Tekstgedeelte:
■ ■ ■ ■ ■

Artikel 2.1 Te verstrekken gegevens bij de aanvraag
De tegemoetkoming wordt door de ouder aangevraagd bij het college (artikel 26 Wk). Het moet dan
gaan om het college van de gemeente waar de ouder woont (artikel 22, derde lid, Wk). De aanvraag
moet schriftelijk worden ingediend (artikel 4:1 Awb).
Omdat een tegemoetkoming voor de duur van een kalenderjaar wordt verstrekt (artikel 3.4) moet deze
elk jaar opnieuw worden aangevraagd. Om de lasten voor de aanvragers zo beperkt mogelijk te
houden kan de gemeente het aanvraagformulier voor een vervolgaanvraag aan de ouders toesturen,
waarbij het formulier al is ingevuld met de gegevens die al bekend zijn. De ouders hoeven dan alleen
de mutaties op het aanvraagformulier aan te geven.
Een verhoging van de tegemoetkoming in verband met een verhoging van het aantal uren of dagdelen
kinderopvang per kind, zal ook moeten worden aangevraagd. Een verlaging van de tegemoetkoming
in verband een vermindering van de omvang van de kinderopvang hoeft niet te worden aangevraagd.

■ ■ ■ ■ ■

Opdracht: Bij welk college moet de ouder volgens de tekst over het aanvragen van de tegemoetkoming die aanvraag indienen? De rijen die hierna komen zijn apart materiaal en horen niet bij de tekst.

■ ■ ■ ■ ■

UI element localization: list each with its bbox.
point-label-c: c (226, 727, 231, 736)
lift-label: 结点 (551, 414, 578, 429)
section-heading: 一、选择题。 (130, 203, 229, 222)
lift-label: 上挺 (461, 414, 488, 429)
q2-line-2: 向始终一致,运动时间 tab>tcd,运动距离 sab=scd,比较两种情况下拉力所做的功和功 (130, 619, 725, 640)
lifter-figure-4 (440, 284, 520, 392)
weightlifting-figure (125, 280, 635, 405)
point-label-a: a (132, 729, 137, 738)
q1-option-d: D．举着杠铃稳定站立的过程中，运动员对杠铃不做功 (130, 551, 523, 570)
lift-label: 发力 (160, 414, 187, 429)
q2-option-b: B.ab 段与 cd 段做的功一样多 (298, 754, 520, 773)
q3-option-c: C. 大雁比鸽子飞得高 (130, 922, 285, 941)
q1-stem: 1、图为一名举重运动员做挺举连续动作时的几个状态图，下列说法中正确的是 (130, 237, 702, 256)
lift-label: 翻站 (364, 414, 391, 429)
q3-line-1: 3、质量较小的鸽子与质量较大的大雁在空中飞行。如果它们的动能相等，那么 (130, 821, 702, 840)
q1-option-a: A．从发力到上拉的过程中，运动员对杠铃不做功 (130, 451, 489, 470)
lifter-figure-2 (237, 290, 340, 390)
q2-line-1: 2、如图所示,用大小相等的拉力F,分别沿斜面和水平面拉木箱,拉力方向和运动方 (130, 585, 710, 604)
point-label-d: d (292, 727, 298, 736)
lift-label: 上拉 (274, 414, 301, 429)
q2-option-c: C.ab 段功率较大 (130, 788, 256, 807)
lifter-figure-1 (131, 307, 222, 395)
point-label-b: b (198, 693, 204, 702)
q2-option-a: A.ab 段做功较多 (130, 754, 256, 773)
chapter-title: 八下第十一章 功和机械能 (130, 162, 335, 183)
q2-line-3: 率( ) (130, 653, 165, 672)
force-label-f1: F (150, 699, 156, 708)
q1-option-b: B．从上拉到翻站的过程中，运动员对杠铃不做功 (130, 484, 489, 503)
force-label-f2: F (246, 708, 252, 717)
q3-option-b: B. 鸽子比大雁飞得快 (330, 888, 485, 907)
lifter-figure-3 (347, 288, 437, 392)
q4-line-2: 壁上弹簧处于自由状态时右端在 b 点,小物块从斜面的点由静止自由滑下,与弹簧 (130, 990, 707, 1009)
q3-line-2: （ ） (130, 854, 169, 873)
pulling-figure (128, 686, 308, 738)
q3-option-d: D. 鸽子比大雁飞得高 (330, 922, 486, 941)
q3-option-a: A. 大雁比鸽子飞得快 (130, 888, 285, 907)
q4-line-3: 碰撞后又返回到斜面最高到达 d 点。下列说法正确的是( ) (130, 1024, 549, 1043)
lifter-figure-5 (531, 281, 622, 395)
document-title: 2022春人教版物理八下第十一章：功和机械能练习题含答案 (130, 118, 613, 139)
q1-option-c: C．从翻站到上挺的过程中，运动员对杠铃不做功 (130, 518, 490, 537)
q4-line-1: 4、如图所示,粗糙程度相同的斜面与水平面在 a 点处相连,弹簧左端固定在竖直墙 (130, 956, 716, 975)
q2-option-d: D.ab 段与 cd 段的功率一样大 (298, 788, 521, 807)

■ ■ ■ ■ ■

Het antwoord: Bij het college van de gemeente waar de ouder woont.